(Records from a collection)
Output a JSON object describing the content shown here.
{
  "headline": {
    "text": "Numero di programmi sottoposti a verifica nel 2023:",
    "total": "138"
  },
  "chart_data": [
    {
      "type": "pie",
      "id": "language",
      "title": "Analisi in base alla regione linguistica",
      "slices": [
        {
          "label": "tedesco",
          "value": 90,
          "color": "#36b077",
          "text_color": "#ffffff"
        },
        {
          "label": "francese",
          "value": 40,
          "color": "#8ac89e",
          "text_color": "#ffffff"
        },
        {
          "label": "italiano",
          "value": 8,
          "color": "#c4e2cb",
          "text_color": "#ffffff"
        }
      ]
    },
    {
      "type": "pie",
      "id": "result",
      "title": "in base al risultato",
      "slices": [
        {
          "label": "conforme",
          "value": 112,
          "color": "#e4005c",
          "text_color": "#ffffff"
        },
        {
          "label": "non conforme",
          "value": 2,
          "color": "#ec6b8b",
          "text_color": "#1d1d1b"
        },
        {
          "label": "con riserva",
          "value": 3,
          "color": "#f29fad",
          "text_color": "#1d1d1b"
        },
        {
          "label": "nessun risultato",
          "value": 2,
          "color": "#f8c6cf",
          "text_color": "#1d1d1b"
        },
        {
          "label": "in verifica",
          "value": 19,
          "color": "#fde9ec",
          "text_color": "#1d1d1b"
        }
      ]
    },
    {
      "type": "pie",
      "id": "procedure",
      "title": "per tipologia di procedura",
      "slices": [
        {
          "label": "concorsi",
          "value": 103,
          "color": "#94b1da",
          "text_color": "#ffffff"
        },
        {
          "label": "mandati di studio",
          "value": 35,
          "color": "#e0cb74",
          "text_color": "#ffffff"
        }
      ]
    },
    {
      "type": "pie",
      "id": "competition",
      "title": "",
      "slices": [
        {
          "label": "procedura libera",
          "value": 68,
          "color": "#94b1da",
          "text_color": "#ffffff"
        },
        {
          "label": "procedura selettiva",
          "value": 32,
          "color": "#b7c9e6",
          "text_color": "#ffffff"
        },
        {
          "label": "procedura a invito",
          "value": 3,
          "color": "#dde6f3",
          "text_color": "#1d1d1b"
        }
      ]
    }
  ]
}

=== GOAL ===
Scan the material above. Extract every line in which the word "title" occurs.

=== COMPLETED EXERCISE ===
      "title": "Analisi in base alla regione linguistica",
      "title": "in base al risultato",
      "title": "per tipologia di procedura",
      "title": "",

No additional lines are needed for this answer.